Data extracted from a collection
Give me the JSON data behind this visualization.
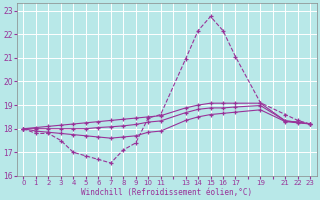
{
  "xlabel": "Windchill (Refroidissement éolien,°C)",
  "bg_color": "#b8e8e8",
  "grid_color": "#ffffff",
  "line_color": "#993399",
  "xlim": [
    -0.5,
    23.5
  ],
  "ylim": [
    16,
    23.3
  ],
  "xtick_labels": [
    "0",
    "1",
    "2",
    "3",
    "4",
    "5",
    "6",
    "7",
    "8",
    "9",
    "1011",
    "",
    "13141516",
    "",
    "",
    "",
    "17",
    "",
    "19",
    "",
    "2122",
    "",
    "23"
  ],
  "yticks": [
    16,
    17,
    18,
    19,
    20,
    21,
    22,
    23
  ],
  "series": [
    {
      "x": [
        0,
        1,
        2,
        3,
        4,
        5,
        6,
        7,
        8,
        9,
        10,
        11,
        13,
        14,
        15,
        16,
        17,
        19,
        21,
        22,
        23
      ],
      "y": [
        18.0,
        17.8,
        17.8,
        17.5,
        17.0,
        16.85,
        16.7,
        16.55,
        17.1,
        17.4,
        18.45,
        18.6,
        20.95,
        22.15,
        22.75,
        22.15,
        21.05,
        19.1,
        18.6,
        18.35,
        18.2
      ],
      "linestyle": "--"
    },
    {
      "x": [
        0,
        1,
        2,
        3,
        4,
        5,
        6,
        7,
        8,
        9,
        10,
        11,
        13,
        14,
        15,
        16,
        17,
        19,
        21,
        22,
        23
      ],
      "y": [
        18.0,
        17.9,
        17.85,
        17.8,
        17.75,
        17.7,
        17.65,
        17.6,
        17.65,
        17.7,
        17.85,
        17.9,
        18.35,
        18.5,
        18.6,
        18.65,
        18.7,
        18.8,
        18.3,
        18.25,
        18.2
      ],
      "linestyle": "-"
    },
    {
      "x": [
        0,
        1,
        2,
        3,
        4,
        5,
        6,
        7,
        8,
        9,
        10,
        11,
        13,
        14,
        15,
        16,
        17,
        19,
        21,
        22,
        23
      ],
      "y": [
        18.0,
        18.0,
        18.0,
        18.0,
        18.0,
        18.0,
        18.05,
        18.08,
        18.12,
        18.18,
        18.28,
        18.33,
        18.68,
        18.82,
        18.88,
        18.88,
        18.92,
        18.98,
        18.33,
        18.28,
        18.2
      ],
      "linestyle": "-"
    },
    {
      "x": [
        0,
        1,
        2,
        3,
        4,
        5,
        6,
        7,
        8,
        9,
        10,
        11,
        13,
        14,
        15,
        16,
        17,
        19,
        21,
        22,
        23
      ],
      "y": [
        18.0,
        18.05,
        18.1,
        18.15,
        18.2,
        18.25,
        18.3,
        18.35,
        18.4,
        18.45,
        18.5,
        18.55,
        18.88,
        19.0,
        19.08,
        19.08,
        19.08,
        19.08,
        18.33,
        18.28,
        18.2
      ],
      "linestyle": "-"
    }
  ]
}
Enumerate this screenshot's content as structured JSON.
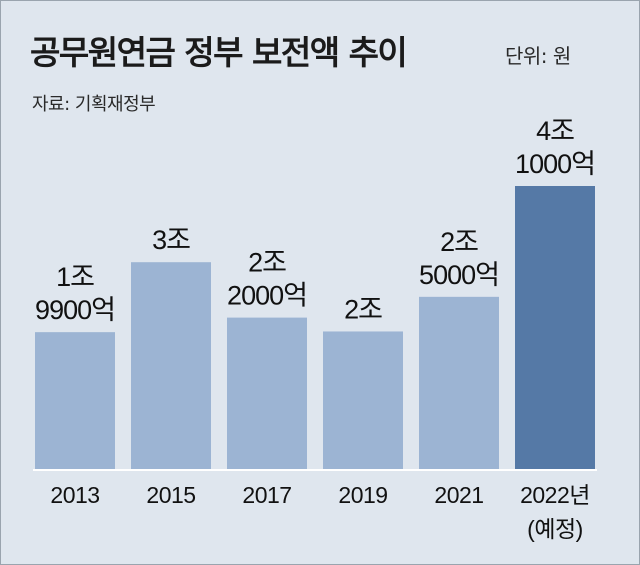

Required task
Return all lines containing the word "JSON".

Problem solution
Give me the JSON data behind this visualization.
Enumerate this screenshot's content as structured JSON.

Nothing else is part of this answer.